Recorded data:
···

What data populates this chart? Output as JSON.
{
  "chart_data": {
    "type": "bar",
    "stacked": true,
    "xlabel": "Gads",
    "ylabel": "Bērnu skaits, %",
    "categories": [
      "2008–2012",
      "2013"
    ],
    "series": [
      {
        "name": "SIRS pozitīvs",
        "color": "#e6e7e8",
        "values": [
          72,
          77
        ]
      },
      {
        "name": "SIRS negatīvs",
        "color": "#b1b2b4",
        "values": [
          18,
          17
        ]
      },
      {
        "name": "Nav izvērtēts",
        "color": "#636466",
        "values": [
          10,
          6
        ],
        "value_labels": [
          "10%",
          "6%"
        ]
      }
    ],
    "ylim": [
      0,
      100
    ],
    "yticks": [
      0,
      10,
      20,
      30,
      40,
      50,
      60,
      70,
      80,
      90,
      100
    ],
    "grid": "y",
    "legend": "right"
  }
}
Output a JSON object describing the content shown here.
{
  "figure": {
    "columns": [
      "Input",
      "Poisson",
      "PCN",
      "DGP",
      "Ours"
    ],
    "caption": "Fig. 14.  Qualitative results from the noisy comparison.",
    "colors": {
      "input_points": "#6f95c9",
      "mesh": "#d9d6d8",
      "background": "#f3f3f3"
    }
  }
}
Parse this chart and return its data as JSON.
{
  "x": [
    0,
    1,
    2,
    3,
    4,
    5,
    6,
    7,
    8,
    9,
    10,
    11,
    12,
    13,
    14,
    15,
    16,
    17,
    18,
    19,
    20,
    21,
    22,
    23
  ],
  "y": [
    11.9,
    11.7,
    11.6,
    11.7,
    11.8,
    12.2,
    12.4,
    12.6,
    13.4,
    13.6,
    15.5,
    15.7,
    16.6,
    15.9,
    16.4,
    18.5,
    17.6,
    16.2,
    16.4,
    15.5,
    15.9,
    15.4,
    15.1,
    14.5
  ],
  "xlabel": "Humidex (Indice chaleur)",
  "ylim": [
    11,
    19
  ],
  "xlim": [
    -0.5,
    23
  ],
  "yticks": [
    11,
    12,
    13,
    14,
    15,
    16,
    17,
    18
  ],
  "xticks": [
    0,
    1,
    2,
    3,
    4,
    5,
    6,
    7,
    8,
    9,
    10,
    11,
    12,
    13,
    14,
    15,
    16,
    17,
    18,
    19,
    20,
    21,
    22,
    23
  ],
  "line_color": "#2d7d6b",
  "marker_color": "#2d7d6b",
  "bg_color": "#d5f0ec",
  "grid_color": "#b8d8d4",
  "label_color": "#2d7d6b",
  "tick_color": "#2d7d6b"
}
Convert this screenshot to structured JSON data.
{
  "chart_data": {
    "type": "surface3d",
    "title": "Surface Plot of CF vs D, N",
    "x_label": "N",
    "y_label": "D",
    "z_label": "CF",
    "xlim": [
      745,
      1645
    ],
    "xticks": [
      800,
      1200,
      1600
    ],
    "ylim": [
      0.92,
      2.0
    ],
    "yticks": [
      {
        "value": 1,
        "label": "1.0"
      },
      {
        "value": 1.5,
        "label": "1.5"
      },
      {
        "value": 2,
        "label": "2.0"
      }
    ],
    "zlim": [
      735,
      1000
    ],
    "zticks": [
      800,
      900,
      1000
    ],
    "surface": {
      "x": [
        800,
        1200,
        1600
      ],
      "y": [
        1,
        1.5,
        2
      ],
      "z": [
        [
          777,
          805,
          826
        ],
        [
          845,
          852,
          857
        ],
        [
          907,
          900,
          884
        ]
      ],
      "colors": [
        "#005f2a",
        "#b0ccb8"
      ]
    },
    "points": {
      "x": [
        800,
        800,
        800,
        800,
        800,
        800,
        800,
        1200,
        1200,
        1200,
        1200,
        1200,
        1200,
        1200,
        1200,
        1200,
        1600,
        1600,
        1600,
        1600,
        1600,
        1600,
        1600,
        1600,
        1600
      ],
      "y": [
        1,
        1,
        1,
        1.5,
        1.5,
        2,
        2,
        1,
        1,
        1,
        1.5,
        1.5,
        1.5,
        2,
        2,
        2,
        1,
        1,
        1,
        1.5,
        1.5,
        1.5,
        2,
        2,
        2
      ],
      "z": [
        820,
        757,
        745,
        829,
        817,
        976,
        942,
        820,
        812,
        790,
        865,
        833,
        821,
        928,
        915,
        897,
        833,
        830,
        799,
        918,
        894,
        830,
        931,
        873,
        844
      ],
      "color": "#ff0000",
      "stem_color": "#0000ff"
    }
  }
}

···

▶ [PROBLEM DESCRIPTION]
Repeat the material above in full, exactly as it stands.

▶ [RESPONSE TO THIS EXERCISE]
What data populates this chart? Output as JSON.
{
  "chart_data": {
    "type": "bar",
    "stacked": true,
    "xlabel": "Gads",
    "ylabel": "Bērnu skaits, %",
    "categories": [
      "2008–2012",
      "2013"
    ],
    "series": [
      {
        "name": "SIRS pozitīvs",
        "color": "#e6e7e8",
        "values": [
          72,
          77
        ]
      },
      {
        "name": "SIRS negatīvs",
        "color": "#b1b2b4",
        "values": [
          18,
          17
        ]
      },
      {
        "name": "Nav izvērtēts",
        "color": "#636466",
        "values": [
          10,
          6
        ],
        "value_labels": [
          "10%",
          "6%"
        ]
      }
    ],
    "ylim": [
      0,
      100
    ],
    "yticks": [
      0,
      10,
      20,
      30,
      40,
      50,
      60,
      70,
      80,
      90,
      100
    ],
    "grid": "y",
    "legend": "right"
  }
}
Output a JSON object describing the content shown here.
{
  "figure": {
    "columns": [
      "Input",
      "Poisson",
      "PCN",
      "DGP",
      "Ours"
    ],
    "caption": "Fig. 14.  Qualitative results from the noisy comparison.",
    "colors": {
      "input_points": "#6f95c9",
      "mesh": "#d9d6d8",
      "background": "#f3f3f3"
    }
  }
}
Parse this chart and return its data as JSON.
{
  "x": [
    0,
    1,
    2,
    3,
    4,
    5,
    6,
    7,
    8,
    9,
    10,
    11,
    12,
    13,
    14,
    15,
    16,
    17,
    18,
    19,
    20,
    21,
    22,
    23
  ],
  "y": [
    11.9,
    11.7,
    11.6,
    11.7,
    11.8,
    12.2,
    12.4,
    12.6,
    13.4,
    13.6,
    15.5,
    15.7,
    16.6,
    15.9,
    16.4,
    18.5,
    17.6,
    16.2,
    16.4,
    15.5,
    15.9,
    15.4,
    15.1,
    14.5
  ],
  "xlabel": "Humidex (Indice chaleur)",
  "ylim": [
    11,
    19
  ],
  "xlim": [
    -0.5,
    23
  ],
  "yticks": [
    11,
    12,
    13,
    14,
    15,
    16,
    17,
    18
  ],
  "xticks": [
    0,
    1,
    2,
    3,
    4,
    5,
    6,
    7,
    8,
    9,
    10,
    11,
    12,
    13,
    14,
    15,
    16,
    17,
    18,
    19,
    20,
    21,
    22,
    23
  ],
  "line_color": "#2d7d6b",
  "marker_color": "#2d7d6b",
  "bg_color": "#d5f0ec",
  "grid_color": "#b8d8d4",
  "label_color": "#2d7d6b",
  "tick_color": "#2d7d6b"
}
Convert this screenshot to structured JSON data.
{
  "chart_data": {
    "type": "surface3d",
    "title": "Surface Plot of CF vs D, N",
    "x_label": "N",
    "y_label": "D",
    "z_label": "CF",
    "xlim": [
      745,
      1645
    ],
    "xticks": [
      800,
      1200,
      1600
    ],
    "ylim": [
      0.92,
      2.0
    ],
    "yticks": [
      {
        "value": 1,
        "label": "1.0"
      },
      {
        "value": 1.5,
        "label": "1.5"
      },
      {
        "value": 2,
        "label": "2.0"
      }
    ],
    "zlim": [
      735,
      1000
    ],
    "zticks": [
      800,
      900,
      1000
    ],
    "surface": {
      "x": [
        800,
        1200,
        1600
      ],
      "y": [
        1,
        1.5,
        2
      ],
      "z": [
        [
          777,
          805,
          826
        ],
        [
          845,
          852,
          857
        ],
        [
          907,
          900,
          884
        ]
      ],
      "colors": [
        "#005f2a",
        "#b0ccb8"
      ]
    },
    "points": {
      "x": [
        800,
        800,
        800,
        800,
        800,
        800,
        800,
        1200,
        1200,
        1200,
        1200,
        1200,
        1200,
        1200,
        1200,
        1200,
        1600,
        1600,
        1600,
        1600,
        1600,
        1600,
        1600,
        1600,
        1600
      ],
      "y": [
        1,
        1,
        1,
        1.5,
        1.5,
        2,
        2,
        1,
        1,
        1,
        1.5,
        1.5,
        1.5,
        2,
        2,
        2,
        1,
        1,
        1,
        1.5,
        1.5,
        1.5,
        2,
        2,
        2
      ],
      "z": [
        820,
        757,
        745,
        829,
        817,
        976,
        942,
        820,
        812,
        790,
        865,
        833,
        821,
        928,
        915,
        897,
        833,
        830,
        799,
        918,
        894,
        830,
        931,
        873,
        844
      ],
      "color": "#ff0000",
      "stem_color": "#0000ff"
    }
  }
}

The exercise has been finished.